- _STATED PROBLEM_
Below is a set of records; print all of them exactly as written.
***
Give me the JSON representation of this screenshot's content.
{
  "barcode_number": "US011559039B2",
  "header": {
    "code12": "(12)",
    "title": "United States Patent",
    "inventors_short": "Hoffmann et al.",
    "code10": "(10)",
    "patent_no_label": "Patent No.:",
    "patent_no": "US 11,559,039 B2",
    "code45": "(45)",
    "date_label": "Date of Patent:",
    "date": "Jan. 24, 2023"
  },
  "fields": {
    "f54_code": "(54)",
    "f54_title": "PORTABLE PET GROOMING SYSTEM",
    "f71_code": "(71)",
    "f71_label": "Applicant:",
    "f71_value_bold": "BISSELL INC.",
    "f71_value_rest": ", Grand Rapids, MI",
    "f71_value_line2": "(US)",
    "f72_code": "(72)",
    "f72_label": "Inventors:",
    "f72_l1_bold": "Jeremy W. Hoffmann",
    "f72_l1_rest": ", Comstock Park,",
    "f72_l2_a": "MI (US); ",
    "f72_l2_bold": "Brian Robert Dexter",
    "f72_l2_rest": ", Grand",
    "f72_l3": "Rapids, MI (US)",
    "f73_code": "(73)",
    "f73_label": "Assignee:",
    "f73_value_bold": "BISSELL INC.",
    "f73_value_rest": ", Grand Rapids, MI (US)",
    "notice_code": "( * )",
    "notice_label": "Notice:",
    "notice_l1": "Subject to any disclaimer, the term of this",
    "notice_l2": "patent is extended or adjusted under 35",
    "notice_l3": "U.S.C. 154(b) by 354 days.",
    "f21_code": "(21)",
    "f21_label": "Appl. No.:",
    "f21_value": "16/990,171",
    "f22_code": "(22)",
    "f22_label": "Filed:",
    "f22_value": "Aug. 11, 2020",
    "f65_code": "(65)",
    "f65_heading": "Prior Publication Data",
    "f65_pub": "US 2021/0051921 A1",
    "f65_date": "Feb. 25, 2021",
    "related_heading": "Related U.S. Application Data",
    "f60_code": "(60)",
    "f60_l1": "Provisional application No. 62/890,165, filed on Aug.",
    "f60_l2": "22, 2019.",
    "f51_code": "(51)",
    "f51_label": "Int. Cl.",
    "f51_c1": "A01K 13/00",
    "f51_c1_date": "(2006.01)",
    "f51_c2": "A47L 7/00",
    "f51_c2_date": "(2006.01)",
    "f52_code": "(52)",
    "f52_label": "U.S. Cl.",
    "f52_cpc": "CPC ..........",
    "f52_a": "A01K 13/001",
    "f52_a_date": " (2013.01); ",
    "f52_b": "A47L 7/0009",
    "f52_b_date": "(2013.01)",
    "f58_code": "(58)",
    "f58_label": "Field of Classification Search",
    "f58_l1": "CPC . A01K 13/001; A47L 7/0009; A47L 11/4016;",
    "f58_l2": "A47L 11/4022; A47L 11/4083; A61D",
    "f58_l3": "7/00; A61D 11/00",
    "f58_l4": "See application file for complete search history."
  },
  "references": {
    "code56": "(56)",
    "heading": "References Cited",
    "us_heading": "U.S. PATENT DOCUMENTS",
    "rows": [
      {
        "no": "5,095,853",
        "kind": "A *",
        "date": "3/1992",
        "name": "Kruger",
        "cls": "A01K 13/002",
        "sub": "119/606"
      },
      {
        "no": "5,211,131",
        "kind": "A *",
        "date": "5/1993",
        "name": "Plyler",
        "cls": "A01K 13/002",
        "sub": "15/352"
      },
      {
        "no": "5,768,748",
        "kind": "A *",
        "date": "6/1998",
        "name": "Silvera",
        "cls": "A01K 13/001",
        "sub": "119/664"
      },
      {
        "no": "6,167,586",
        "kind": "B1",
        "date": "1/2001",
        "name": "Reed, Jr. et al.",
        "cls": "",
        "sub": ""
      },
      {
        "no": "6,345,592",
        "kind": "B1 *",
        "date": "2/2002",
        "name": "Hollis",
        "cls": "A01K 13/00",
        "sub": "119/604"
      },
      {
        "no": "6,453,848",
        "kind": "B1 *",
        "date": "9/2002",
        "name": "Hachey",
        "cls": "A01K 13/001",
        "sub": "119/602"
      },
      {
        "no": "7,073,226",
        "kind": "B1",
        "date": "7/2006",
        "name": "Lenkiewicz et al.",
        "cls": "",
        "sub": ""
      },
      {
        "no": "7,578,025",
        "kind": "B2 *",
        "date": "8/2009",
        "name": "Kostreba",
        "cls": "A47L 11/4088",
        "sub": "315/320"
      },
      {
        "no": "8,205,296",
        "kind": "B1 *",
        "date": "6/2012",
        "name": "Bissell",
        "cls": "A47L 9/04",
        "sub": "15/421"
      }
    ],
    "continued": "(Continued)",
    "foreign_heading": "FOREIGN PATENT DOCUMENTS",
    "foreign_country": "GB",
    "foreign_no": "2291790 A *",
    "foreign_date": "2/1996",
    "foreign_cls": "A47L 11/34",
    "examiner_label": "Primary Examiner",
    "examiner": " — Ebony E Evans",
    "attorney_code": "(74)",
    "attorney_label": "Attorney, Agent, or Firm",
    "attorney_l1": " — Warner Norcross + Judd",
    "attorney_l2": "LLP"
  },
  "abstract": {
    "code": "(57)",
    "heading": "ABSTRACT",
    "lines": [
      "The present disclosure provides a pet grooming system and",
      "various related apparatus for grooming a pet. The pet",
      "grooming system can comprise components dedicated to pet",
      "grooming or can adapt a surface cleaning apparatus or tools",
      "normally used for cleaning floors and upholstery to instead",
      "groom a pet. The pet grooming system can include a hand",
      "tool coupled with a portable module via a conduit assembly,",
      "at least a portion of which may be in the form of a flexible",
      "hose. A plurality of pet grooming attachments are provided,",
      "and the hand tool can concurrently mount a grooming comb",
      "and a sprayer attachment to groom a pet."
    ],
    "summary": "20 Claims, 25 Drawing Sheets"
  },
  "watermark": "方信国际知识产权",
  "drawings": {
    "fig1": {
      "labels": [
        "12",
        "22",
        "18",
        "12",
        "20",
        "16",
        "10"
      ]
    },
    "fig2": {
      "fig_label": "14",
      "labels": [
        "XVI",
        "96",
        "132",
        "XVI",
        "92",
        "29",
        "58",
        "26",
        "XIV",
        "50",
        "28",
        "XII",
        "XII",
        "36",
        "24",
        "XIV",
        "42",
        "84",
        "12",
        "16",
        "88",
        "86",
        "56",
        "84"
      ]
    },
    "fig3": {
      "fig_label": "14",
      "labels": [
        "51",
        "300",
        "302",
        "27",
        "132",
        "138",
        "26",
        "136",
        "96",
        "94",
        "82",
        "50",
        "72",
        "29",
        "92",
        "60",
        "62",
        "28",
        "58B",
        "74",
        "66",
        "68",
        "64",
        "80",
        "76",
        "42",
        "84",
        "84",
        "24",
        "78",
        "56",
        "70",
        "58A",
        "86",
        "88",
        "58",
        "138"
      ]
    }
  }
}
***
- _SOLUTION TO THE EXERCISE_
Give me the JSON representation of this screenshot's content.
{
  "barcode_number": "US011559039B2",
  "header": {
    "code12": "(12)",
    "title": "United States Patent",
    "inventors_short": "Hoffmann et al.",
    "code10": "(10)",
    "patent_no_label": "Patent No.:",
    "patent_no": "US 11,559,039 B2",
    "code45": "(45)",
    "date_label": "Date of Patent:",
    "date": "Jan. 24, 2023"
  },
  "fields": {
    "f54_code": "(54)",
    "f54_title": "PORTABLE PET GROOMING SYSTEM",
    "f71_code": "(71)",
    "f71_label": "Applicant:",
    "f71_value_bold": "BISSELL INC.",
    "f71_value_rest": ", Grand Rapids, MI",
    "f71_value_line2": "(US)",
    "f72_code": "(72)",
    "f72_label": "Inventors:",
    "f72_l1_bold": "Jeremy W. Hoffmann",
    "f72_l1_rest": ", Comstock Park,",
    "f72_l2_a": "MI (US); ",
    "f72_l2_bold": "Brian Robert Dexter",
    "f72_l2_rest": ", Grand",
    "f72_l3": "Rapids, MI (US)",
    "f73_code": "(73)",
    "f73_label": "Assignee:",
    "f73_value_bold": "BISSELL INC.",
    "f73_value_rest": ", Grand Rapids, MI (US)",
    "notice_code": "( * )",
    "notice_label": "Notice:",
    "notice_l1": "Subject to any disclaimer, the term of this",
    "notice_l2": "patent is extended or adjusted under 35",
    "notice_l3": "U.S.C. 154(b) by 354 days.",
    "f21_code": "(21)",
    "f21_label": "Appl. No.:",
    "f21_value": "16/990,171",
    "f22_code": "(22)",
    "f22_label": "Filed:",
    "f22_value": "Aug. 11, 2020",
    "f65_code": "(65)",
    "f65_heading": "Prior Publication Data",
    "f65_pub": "US 2021/0051921 A1",
    "f65_date": "Feb. 25, 2021",
    "related_heading": "Related U.S. Application Data",
    "f60_code": "(60)",
    "f60_l1": "Provisional application No. 62/890,165, filed on Aug.",
    "f60_l2": "22, 2019.",
    "f51_code": "(51)",
    "f51_label": "Int. Cl.",
    "f51_c1": "A01K 13/00",
    "f51_c1_date": "(2006.01)",
    "f51_c2": "A47L 7/00",
    "f51_c2_date": "(2006.01)",
    "f52_code": "(52)",
    "f52_label": "U.S. Cl.",
    "f52_cpc": "CPC ..........",
    "f52_a": "A01K 13/001",
    "f52_a_date": " (2013.01); ",
    "f52_b": "A47L 7/0009",
    "f52_b_date": "(2013.01)",
    "f58_code": "(58)",
    "f58_label": "Field of Classification Search",
    "f58_l1": "CPC . A01K 13/001; A47L 7/0009; A47L 11/4016;",
    "f58_l2": "A47L 11/4022; A47L 11/4083; A61D",
    "f58_l3": "7/00; A61D 11/00",
    "f58_l4": "See application file for complete search history."
  },
  "references": {
    "code56": "(56)",
    "heading": "References Cited",
    "us_heading": "U.S. PATENT DOCUMENTS",
    "rows": [
      {
        "no": "5,095,853",
        "kind": "A *",
        "date": "3/1992",
        "name": "Kruger",
        "cls": "A01K 13/002",
        "sub": "119/606"
      },
      {
        "no": "5,211,131",
        "kind": "A *",
        "date": "5/1993",
        "name": "Plyler",
        "cls": "A01K 13/002",
        "sub": "15/352"
      },
      {
        "no": "5,768,748",
        "kind": "A *",
        "date": "6/1998",
        "name": "Silvera",
        "cls": "A01K 13/001",
        "sub": "119/664"
      },
      {
        "no": "6,167,586",
        "kind": "B1",
        "date": "1/2001",
        "name": "Reed, Jr. et al.",
        "cls": "",
        "sub": ""
      },
      {
        "no": "6,345,592",
        "kind": "B1 *",
        "date": "2/2002",
        "name": "Hollis",
        "cls": "A01K 13/00",
        "sub": "119/604"
      },
      {
        "no": "6,453,848",
        "kind": "B1 *",
        "date": "9/2002",
        "name": "Hachey",
        "cls": "A01K 13/001",
        "sub": "119/602"
      },
      {
        "no": "7,073,226",
        "kind": "B1",
        "date": "7/2006",
        "name": "Lenkiewicz et al.",
        "cls": "",
        "sub": ""
      },
      {
        "no": "7,578,025",
        "kind": "B2 *",
        "date": "8/2009",
        "name": "Kostreba",
        "cls": "A47L 11/4088",
        "sub": "315/320"
      },
      {
        "no": "8,205,296",
        "kind": "B1 *",
        "date": "6/2012",
        "name": "Bissell",
        "cls": "A47L 9/04",
        "sub": "15/421"
      }
    ],
    "continued": "(Continued)",
    "foreign_heading": "FOREIGN PATENT DOCUMENTS",
    "foreign_country": "GB",
    "foreign_no": "2291790 A *",
    "foreign_date": "2/1996",
    "foreign_cls": "A47L 11/34",
    "examiner_label": "Primary Examiner",
    "examiner": " — Ebony E Evans",
    "attorney_code": "(74)",
    "attorney_label": "Attorney, Agent, or Firm",
    "attorney_l1": " — Warner Norcross + Judd",
    "attorney_l2": "LLP"
  },
  "abstract": {
    "code": "(57)",
    "heading": "ABSTRACT",
    "lines": [
      "The present disclosure provides a pet grooming system and",
      "various related apparatus for grooming a pet. The pet",
      "grooming system can comprise components dedicated to pet",
      "grooming or can adapt a surface cleaning apparatus or tools",
      "normally used for cleaning floors and upholstery to instead",
      "groom a pet. The pet grooming system can include a hand",
      "tool coupled with a portable module via a conduit assembly,",
      "at least a portion of which may be in the form of a flexible",
      "hose. A plurality of pet grooming attachments are provided,",
      "and the hand tool can concurrently mount a grooming comb",
      "and a sprayer attachment to groom a pet."
    ],
    "summary": "20 Claims, 25 Drawing Sheets"
  },
  "watermark": "方信国际知识产权",
  "drawings": {
    "fig1": {
      "labels": [
        "12",
        "22",
        "18",
        "12",
        "20",
        "16",
        "10"
      ]
    },
    "fig2": {
      "fig_label": "14",
      "labels": [
        "XVI",
        "96",
        "132",
        "XVI",
        "92",
        "29",
        "58",
        "26",
        "XIV",
        "50",
        "28",
        "XII",
        "XII",
        "36",
        "24",
        "XIV",
        "42",
        "84",
        "12",
        "16",
        "88",
        "86",
        "56",
        "84"
      ]
    },
    "fig3": {
      "fig_label": "14",
      "labels": [
        "51",
        "300",
        "302",
        "27",
        "132",
        "138",
        "26",
        "136",
        "96",
        "94",
        "82",
        "50",
        "72",
        "29",
        "92",
        "60",
        "62",
        "28",
        "58B",
        "74",
        "66",
        "68",
        "64",
        "80",
        "76",
        "42",
        "84",
        "84",
        "24",
        "78",
        "56",
        "70",
        "58A",
        "86",
        "88",
        "58",
        "138"
      ]
    }
  }
}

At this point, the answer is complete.